■ What you are asked to do ■
Output the material below in full, exactly as it is.

■ The input ■
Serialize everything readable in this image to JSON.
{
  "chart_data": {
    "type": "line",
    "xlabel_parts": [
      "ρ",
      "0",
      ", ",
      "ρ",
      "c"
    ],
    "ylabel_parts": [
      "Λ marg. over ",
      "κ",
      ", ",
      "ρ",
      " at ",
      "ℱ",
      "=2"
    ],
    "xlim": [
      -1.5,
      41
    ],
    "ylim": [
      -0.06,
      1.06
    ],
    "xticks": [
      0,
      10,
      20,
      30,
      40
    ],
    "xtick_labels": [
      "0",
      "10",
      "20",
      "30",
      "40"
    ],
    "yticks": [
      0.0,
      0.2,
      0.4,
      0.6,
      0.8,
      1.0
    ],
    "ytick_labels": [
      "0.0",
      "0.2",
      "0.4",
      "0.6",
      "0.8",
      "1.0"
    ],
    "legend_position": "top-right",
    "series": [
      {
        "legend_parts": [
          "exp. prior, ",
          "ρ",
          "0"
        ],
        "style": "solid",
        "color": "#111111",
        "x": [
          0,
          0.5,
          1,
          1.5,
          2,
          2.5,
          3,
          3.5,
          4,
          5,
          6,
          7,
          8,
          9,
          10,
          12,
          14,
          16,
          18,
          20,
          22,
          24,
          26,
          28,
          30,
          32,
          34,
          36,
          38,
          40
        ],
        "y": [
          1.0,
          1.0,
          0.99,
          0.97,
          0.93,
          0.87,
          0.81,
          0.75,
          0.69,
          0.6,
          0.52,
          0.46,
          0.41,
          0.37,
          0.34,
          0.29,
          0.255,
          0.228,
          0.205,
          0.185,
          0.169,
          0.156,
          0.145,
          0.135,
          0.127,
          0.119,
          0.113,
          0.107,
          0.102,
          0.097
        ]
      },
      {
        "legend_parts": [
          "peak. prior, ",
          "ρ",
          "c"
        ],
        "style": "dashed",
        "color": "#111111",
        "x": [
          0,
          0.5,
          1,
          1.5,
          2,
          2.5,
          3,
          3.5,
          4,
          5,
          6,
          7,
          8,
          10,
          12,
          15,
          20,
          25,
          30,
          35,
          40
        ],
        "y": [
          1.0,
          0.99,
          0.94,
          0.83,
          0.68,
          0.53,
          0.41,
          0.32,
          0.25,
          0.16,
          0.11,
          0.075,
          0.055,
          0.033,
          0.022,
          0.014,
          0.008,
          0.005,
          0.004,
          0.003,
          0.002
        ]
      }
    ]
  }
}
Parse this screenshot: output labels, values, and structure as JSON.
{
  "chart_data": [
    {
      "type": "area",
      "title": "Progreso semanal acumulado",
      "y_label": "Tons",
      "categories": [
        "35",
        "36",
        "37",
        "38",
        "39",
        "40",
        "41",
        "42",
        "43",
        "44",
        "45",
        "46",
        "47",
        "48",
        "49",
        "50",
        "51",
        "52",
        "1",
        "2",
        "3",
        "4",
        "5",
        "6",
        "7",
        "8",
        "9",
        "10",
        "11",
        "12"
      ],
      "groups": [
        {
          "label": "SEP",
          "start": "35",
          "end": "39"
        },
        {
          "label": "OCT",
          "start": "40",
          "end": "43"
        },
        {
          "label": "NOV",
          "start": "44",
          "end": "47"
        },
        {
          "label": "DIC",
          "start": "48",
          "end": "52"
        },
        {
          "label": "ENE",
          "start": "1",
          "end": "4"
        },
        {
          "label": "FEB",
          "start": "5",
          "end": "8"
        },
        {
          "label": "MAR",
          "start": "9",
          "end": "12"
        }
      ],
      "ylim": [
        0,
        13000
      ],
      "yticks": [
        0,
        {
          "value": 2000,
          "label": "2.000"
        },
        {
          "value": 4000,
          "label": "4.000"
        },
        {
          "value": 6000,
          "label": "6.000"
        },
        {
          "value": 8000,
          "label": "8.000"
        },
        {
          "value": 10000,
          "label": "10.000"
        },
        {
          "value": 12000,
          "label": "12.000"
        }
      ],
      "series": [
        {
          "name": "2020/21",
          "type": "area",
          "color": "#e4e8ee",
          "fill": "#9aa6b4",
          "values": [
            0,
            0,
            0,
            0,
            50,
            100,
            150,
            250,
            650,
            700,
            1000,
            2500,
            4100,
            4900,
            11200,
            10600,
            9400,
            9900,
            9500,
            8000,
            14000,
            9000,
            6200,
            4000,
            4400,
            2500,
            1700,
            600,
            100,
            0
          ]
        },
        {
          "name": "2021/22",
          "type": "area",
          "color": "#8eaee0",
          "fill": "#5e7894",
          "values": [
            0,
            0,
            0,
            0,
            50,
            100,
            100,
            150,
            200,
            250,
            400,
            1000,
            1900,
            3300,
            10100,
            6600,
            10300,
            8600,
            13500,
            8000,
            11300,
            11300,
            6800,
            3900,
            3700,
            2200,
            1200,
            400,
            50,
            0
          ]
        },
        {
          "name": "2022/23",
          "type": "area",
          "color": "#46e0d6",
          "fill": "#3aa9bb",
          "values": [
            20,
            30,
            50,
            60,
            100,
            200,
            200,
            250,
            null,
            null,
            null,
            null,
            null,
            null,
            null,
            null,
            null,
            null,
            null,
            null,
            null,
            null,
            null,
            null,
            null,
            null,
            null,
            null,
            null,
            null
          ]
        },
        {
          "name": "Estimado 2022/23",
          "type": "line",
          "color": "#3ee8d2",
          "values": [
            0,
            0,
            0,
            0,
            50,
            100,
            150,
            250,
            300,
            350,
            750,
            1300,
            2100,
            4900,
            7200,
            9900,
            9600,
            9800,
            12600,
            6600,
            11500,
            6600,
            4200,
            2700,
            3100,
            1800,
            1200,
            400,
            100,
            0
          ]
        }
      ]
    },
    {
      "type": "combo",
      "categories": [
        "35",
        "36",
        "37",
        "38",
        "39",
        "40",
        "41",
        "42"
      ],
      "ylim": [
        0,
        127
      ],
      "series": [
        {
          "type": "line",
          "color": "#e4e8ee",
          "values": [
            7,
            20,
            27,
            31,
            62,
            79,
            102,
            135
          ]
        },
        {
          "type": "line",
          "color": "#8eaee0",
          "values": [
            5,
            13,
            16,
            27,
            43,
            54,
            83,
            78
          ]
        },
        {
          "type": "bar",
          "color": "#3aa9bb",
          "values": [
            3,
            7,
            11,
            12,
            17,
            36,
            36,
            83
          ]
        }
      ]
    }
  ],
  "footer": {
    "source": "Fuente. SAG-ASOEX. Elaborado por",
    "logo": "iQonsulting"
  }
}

■ Task result ■
Serialize everything readable in this image to JSON.
{
  "chart_data": {
    "type": "line",
    "xlabel_parts": [
      "ρ",
      "0",
      ", ",
      "ρ",
      "c"
    ],
    "ylabel_parts": [
      "Λ marg. over ",
      "κ",
      ", ",
      "ρ",
      " at ",
      "ℱ",
      "=2"
    ],
    "xlim": [
      -1.5,
      41
    ],
    "ylim": [
      -0.06,
      1.06
    ],
    "xticks": [
      0,
      10,
      20,
      30,
      40
    ],
    "xtick_labels": [
      "0",
      "10",
      "20",
      "30",
      "40"
    ],
    "yticks": [
      0.0,
      0.2,
      0.4,
      0.6,
      0.8,
      1.0
    ],
    "ytick_labels": [
      "0.0",
      "0.2",
      "0.4",
      "0.6",
      "0.8",
      "1.0"
    ],
    "legend_position": "top-right",
    "series": [
      {
        "legend_parts": [
          "exp. prior, ",
          "ρ",
          "0"
        ],
        "style": "solid",
        "color": "#111111",
        "x": [
          0,
          0.5,
          1,
          1.5,
          2,
          2.5,
          3,
          3.5,
          4,
          5,
          6,
          7,
          8,
          9,
          10,
          12,
          14,
          16,
          18,
          20,
          22,
          24,
          26,
          28,
          30,
          32,
          34,
          36,
          38,
          40
        ],
        "y": [
          1.0,
          1.0,
          0.99,
          0.97,
          0.93,
          0.87,
          0.81,
          0.75,
          0.69,
          0.6,
          0.52,
          0.46,
          0.41,
          0.37,
          0.34,
          0.29,
          0.255,
          0.228,
          0.205,
          0.185,
          0.169,
          0.156,
          0.145,
          0.135,
          0.127,
          0.119,
          0.113,
          0.107,
          0.102,
          0.097
        ]
      },
      {
        "legend_parts": [
          "peak. prior, ",
          "ρ",
          "c"
        ],
        "style": "dashed",
        "color": "#111111",
        "x": [
          0,
          0.5,
          1,
          1.5,
          2,
          2.5,
          3,
          3.5,
          4,
          5,
          6,
          7,
          8,
          10,
          12,
          15,
          20,
          25,
          30,
          35,
          40
        ],
        "y": [
          1.0,
          0.99,
          0.94,
          0.83,
          0.68,
          0.53,
          0.41,
          0.32,
          0.25,
          0.16,
          0.11,
          0.075,
          0.055,
          0.033,
          0.022,
          0.014,
          0.008,
          0.005,
          0.004,
          0.003,
          0.002
        ]
      }
    ]
  }
}
Parse this screenshot: output labels, values, and structure as JSON.
{
  "chart_data": [
    {
      "type": "area",
      "title": "Progreso semanal acumulado",
      "y_label": "Tons",
      "categories": [
        "35",
        "36",
        "37",
        "38",
        "39",
        "40",
        "41",
        "42",
        "43",
        "44",
        "45",
        "46",
        "47",
        "48",
        "49",
        "50",
        "51",
        "52",
        "1",
        "2",
        "3",
        "4",
        "5",
        "6",
        "7",
        "8",
        "9",
        "10",
        "11",
        "12"
      ],
      "groups": [
        {
          "label": "SEP",
          "start": "35",
          "end": "39"
        },
        {
          "label": "OCT",
          "start": "40",
          "end": "43"
        },
        {
          "label": "NOV",
          "start": "44",
          "end": "47"
        },
        {
          "label": "DIC",
          "start": "48",
          "end": "52"
        },
        {
          "label": "ENE",
          "start": "1",
          "end": "4"
        },
        {
          "label": "FEB",
          "start": "5",
          "end": "8"
        },
        {
          "label": "MAR",
          "start": "9",
          "end": "12"
        }
      ],
      "ylim": [
        0,
        13000
      ],
      "yticks": [
        0,
        {
          "value": 2000,
          "label": "2.000"
        },
        {
          "value": 4000,
          "label": "4.000"
        },
        {
          "value": 6000,
          "label": "6.000"
        },
        {
          "value": 8000,
          "label": "8.000"
        },
        {
          "value": 10000,
          "label": "10.000"
        },
        {
          "value": 12000,
          "label": "12.000"
        }
      ],
      "series": [
        {
          "name": "2020/21",
          "type": "area",
          "color": "#e4e8ee",
          "fill": "#9aa6b4",
          "values": [
            0,
            0,
            0,
            0,
            50,
            100,
            150,
            250,
            650,
            700,
            1000,
            2500,
            4100,
            4900,
            11200,
            10600,
            9400,
            9900,
            9500,
            8000,
            14000,
            9000,
            6200,
            4000,
            4400,
            2500,
            1700,
            600,
            100,
            0
          ]
        },
        {
          "name": "2021/22",
          "type": "area",
          "color": "#8eaee0",
          "fill": "#5e7894",
          "values": [
            0,
            0,
            0,
            0,
            50,
            100,
            100,
            150,
            200,
            250,
            400,
            1000,
            1900,
            3300,
            10100,
            6600,
            10300,
            8600,
            13500,
            8000,
            11300,
            11300,
            6800,
            3900,
            3700,
            2200,
            1200,
            400,
            50,
            0
          ]
        },
        {
          "name": "2022/23",
          "type": "area",
          "color": "#46e0d6",
          "fill": "#3aa9bb",
          "values": [
            20,
            30,
            50,
            60,
            100,
            200,
            200,
            250,
            null,
            null,
            null,
            null,
            null,
            null,
            null,
            null,
            null,
            null,
            null,
            null,
            null,
            null,
            null,
            null,
            null,
            null,
            null,
            null,
            null,
            null
          ]
        },
        {
          "name": "Estimado 2022/23",
          "type": "line",
          "color": "#3ee8d2",
          "values": [
            0,
            0,
            0,
            0,
            50,
            100,
            150,
            250,
            300,
            350,
            750,
            1300,
            2100,
            4900,
            7200,
            9900,
            9600,
            9800,
            12600,
            6600,
            11500,
            6600,
            4200,
            2700,
            3100,
            1800,
            1200,
            400,
            100,
            0
          ]
        }
      ]
    },
    {
      "type": "combo",
      "categories": [
        "35",
        "36",
        "37",
        "38",
        "39",
        "40",
        "41",
        "42"
      ],
      "ylim": [
        0,
        127
      ],
      "series": [
        {
          "type": "line",
          "color": "#e4e8ee",
          "values": [
            7,
            20,
            27,
            31,
            62,
            79,
            102,
            135
          ]
        },
        {
          "type": "line",
          "color": "#8eaee0",
          "values": [
            5,
            13,
            16,
            27,
            43,
            54,
            83,
            78
          ]
        },
        {
          "type": "bar",
          "color": "#3aa9bb",
          "values": [
            3,
            7,
            11,
            12,
            17,
            36,
            36,
            83
          ]
        }
      ]
    }
  ],
  "footer": {
    "source": "Fuente. SAG-ASOEX. Elaborado por",
    "logo": "iQonsulting"
  }
}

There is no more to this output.